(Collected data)
···

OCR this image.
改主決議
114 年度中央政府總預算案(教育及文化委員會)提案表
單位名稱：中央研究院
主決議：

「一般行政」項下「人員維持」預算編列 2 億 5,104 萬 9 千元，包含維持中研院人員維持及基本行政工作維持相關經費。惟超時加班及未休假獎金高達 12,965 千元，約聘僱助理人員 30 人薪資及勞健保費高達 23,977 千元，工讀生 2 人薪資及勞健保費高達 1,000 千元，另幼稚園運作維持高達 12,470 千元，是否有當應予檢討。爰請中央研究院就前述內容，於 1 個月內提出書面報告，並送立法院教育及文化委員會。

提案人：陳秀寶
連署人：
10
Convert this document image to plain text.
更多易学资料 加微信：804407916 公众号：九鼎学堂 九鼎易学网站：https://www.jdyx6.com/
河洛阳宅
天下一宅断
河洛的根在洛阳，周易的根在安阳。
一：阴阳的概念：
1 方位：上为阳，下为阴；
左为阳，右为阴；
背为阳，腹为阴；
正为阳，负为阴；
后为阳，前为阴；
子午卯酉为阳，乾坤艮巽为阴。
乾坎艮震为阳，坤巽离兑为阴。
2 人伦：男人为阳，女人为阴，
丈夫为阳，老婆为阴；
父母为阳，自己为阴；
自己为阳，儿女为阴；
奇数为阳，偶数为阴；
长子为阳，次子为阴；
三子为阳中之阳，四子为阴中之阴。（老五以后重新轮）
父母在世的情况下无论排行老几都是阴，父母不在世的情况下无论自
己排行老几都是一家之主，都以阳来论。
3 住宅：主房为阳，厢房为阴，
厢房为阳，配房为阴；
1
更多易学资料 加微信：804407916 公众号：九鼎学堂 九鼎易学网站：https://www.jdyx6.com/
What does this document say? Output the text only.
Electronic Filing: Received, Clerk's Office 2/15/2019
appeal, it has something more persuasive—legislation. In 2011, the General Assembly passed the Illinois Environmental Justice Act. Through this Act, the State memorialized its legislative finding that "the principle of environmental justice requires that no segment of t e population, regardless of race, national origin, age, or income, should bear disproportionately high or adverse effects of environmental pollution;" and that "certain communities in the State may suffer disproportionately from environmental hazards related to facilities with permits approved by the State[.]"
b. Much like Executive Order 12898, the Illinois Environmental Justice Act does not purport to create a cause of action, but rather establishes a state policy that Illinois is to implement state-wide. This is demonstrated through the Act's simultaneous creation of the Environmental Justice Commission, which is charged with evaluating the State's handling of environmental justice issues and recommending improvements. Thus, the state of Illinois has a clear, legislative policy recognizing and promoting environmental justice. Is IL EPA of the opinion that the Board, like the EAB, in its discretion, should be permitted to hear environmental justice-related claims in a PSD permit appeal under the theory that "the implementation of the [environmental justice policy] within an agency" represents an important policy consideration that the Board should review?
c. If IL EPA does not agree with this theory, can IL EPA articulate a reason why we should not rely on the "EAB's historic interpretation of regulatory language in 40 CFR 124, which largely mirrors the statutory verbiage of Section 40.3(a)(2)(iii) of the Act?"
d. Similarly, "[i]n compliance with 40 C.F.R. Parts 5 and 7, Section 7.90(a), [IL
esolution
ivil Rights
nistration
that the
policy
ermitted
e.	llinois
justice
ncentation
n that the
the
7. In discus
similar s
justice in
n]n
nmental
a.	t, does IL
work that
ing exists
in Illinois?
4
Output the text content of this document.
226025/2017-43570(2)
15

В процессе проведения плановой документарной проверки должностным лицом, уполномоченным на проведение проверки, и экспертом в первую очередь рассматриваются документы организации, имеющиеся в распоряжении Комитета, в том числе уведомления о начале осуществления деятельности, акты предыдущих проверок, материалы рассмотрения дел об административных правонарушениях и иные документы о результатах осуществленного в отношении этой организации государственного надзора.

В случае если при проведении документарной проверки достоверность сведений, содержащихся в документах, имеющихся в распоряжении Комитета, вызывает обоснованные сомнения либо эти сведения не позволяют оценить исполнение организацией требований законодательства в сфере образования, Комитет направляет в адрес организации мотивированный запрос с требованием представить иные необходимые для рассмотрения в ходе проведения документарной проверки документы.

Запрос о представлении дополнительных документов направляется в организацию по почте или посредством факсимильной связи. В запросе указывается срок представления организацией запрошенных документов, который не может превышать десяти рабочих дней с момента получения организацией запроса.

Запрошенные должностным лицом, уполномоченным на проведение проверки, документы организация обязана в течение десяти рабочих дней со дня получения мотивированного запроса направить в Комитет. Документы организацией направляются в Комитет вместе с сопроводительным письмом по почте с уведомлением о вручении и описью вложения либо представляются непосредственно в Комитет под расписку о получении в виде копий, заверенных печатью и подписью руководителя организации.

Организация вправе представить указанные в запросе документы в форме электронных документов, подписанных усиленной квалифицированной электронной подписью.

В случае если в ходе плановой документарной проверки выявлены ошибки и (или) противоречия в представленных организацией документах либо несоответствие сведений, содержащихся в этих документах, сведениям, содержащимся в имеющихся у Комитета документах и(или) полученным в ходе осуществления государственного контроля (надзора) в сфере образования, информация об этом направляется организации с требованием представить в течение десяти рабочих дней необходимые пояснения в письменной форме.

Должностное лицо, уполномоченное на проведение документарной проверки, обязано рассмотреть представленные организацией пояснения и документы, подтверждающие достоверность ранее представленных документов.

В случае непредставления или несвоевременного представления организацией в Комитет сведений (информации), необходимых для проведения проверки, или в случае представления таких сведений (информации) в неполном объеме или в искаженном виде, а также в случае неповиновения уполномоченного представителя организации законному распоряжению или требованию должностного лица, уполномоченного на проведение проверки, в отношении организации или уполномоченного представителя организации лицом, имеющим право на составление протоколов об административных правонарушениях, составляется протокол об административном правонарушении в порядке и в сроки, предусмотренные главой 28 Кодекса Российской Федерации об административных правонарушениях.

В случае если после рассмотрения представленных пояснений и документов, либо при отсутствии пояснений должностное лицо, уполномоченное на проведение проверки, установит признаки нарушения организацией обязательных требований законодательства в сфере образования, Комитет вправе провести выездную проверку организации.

···

## Work required
Transcribe all the entries, keeping each one exactly as it is.

## Task result
OCR this image.
改主決議
114 年度中央政府總預算案(教育及文化委員會)提案表
單位名稱：中央研究院
主決議：

「一般行政」項下「人員維持」預算編列 2 億 5,104 萬 9 千元，包含維持中研院人員維持及基本行政工作維持相關經費。惟超時加班及未休假獎金高達 12,965 千元，約聘僱助理人員 30 人薪資及勞健保費高達 23,977 千元，工讀生 2 人薪資及勞健保費高達 1,000 千元，另幼稚園運作維持高達 12,470 千元，是否有當應予檢討。爰請中央研究院就前述內容，於 1 個月內提出書面報告，並送立法院教育及文化委員會。

提案人：陳秀寶
連署人：
10
Convert this document image to plain text.
更多易学资料 加微信：804407916 公众号：九鼎学堂 九鼎易学网站：https://www.jdyx6.com/
河洛阳宅
天下一宅断
河洛的根在洛阳，周易的根在安阳。
一：阴阳的概念：
1 方位：上为阳，下为阴；
左为阳，右为阴；
背为阳，腹为阴；
正为阳，负为阴；
后为阳，前为阴；
子午卯酉为阳，乾坤艮巽为阴。
乾坎艮震为阳，坤巽离兑为阴。
2 人伦：男人为阳，女人为阴，
丈夫为阳，老婆为阴；
父母为阳，自己为阴；
自己为阳，儿女为阴；
奇数为阳，偶数为阴；
长子为阳，次子为阴；
三子为阳中之阳，四子为阴中之阴。（老五以后重新轮）
父母在世的情况下无论排行老几都是阴，父母不在世的情况下无论自
己排行老几都是一家之主，都以阳来论。
3 住宅：主房为阳，厢房为阴，
厢房为阳，配房为阴；
1
更多易学资料 加微信：804407916 公众号：九鼎学堂 九鼎易学网站：https://www.jdyx6.com/
What does this document say? Output the text only.
Electronic Filing: Received, Clerk's Office 2/15/2019
appeal, it has something more persuasive—legislation. In 2011, the General Assembly passed the Illinois Environmental Justice Act. Through this Act, the State memorialized its legislative finding that "the principle of environmental justice requires that no segment of t e population, regardless of race, national origin, age, or income, should bear disproportionately high or adverse effects of environmental pollution;" and that "certain communities in the State may suffer disproportionately from environmental hazards related to facilities with permits approved by the State[.]"
b. Much like Executive Order 12898, the Illinois Environmental Justice Act does not purport to create a cause of action, but rather establishes a state policy that Illinois is to implement state-wide. This is demonstrated through the Act's simultaneous creation of the Environmental Justice Commission, which is charged with evaluating the State's handling of environmental justice issues and recommending improvements. Thus, the state of Illinois has a clear, legislative policy recognizing and promoting environmental justice. Is IL EPA of the opinion that the Board, like the EAB, in its discretion, should be permitted to hear environmental justice-related claims in a PSD permit appeal under the theory that "the implementation of the [environmental justice policy] within an agency" represents an important policy consideration that the Board should review?
c. If IL EPA does not agree with this theory, can IL EPA articulate a reason why we should not rely on the "EAB's historic interpretation of regulatory language in 40 CFR 124, which largely mirrors the statutory verbiage of Section 40.3(a)(2)(iii) of the Act?"
d. Similarly, "[i]n compliance with 40 C.F.R. Parts 5 and 7, Section 7.90(a), [IL
esolution
ivil Rights
nistration
that the
policy
ermitted
e.	llinois
justice
ncentation
n that the
the
7. In discus
similar s
justice in
n]n
nmental
a.	t, does IL
work that
ing exists
in Illinois?
4
Output the text content of this document.
226025/2017-43570(2)
15

В процессе проведения плановой документарной проверки должностным лицом, уполномоченным на проведение проверки, и экспертом в первую очередь рассматриваются документы организации, имеющиеся в распоряжении Комитета, в том числе уведомления о начале осуществления деятельности, акты предыдущих проверок, материалы рассмотрения дел об административных правонарушениях и иные документы о результатах осуществленного в отношении этой организации государственного надзора.

В случае если при проведении документарной проверки достоверность сведений, содержащихся в документах, имеющихся в распоряжении Комитета, вызывает обоснованные сомнения либо эти сведения не позволяют оценить исполнение организацией требований законодательства в сфере образования, Комитет направляет в адрес организации мотивированный запрос с требованием представить иные необходимые для рассмотрения в ходе проведения документарной проверки документы.

Запрос о представлении дополнительных документов направляется в организацию по почте или посредством факсимильной связи. В запросе указывается срок представления организацией запрошенных документов, который не может превышать десяти рабочих дней с момента получения организацией запроса.

Запрошенные должностным лицом, уполномоченным на проведение проверки, документы организация обязана в течение десяти рабочих дней со дня получения мотивированного запроса направить в Комитет. Документы организацией направляются в Комитет вместе с сопроводительным письмом по почте с уведомлением о вручении и описью вложения либо представляются непосредственно в Комитет под расписку о получении в виде копий, заверенных печатью и подписью руководителя организации.

Организация вправе представить указанные в запросе документы в форме электронных документов, подписанных усиленной квалифицированной электронной подписью.

В случае если в ходе плановой документарной проверки выявлены ошибки и (или) противоречия в представленных организацией документах либо несоответствие сведений, содержащихся в этих документах, сведениям, содержащимся в имеющихся у Комитета документах и(или) полученным в ходе осуществления государственного контроля (надзора) в сфере образования, информация об этом направляется организации с требованием представить в течение десяти рабочих дней необходимые пояснения в письменной форме.

Должностное лицо, уполномоченное на проведение документарной проверки, обязано рассмотреть представленные организацией пояснения и документы, подтверждающие достоверность ранее представленных документов.

В случае непредставления или несвоевременного представления организацией в Комитет сведений (информации), необходимых для проведения проверки, или в случае представления таких сведений (информации) в неполном объеме или в искаженном виде, а также в случае неповиновения уполномоченного представителя организации законному распоряжению или требованию должностного лица, уполномоченного на проведение проверки, в отношении организации или уполномоченного представителя организации лицом, имеющим право на составление протоколов об административных правонарушениях, составляется протокол об административном правонарушении в порядке и в сроки, предусмотренные главой 28 Кодекса Российской Федерации об административных правонарушениях.

В случае если после рассмотрения представленных пояснений и документов, либо при отсутствии пояснений должностное лицо, уполномоченное на проведение проверки, установит признаки нарушения организацией обязательных требований законодательства в сфере образования, Комитет вправе провести выездную проверку организации.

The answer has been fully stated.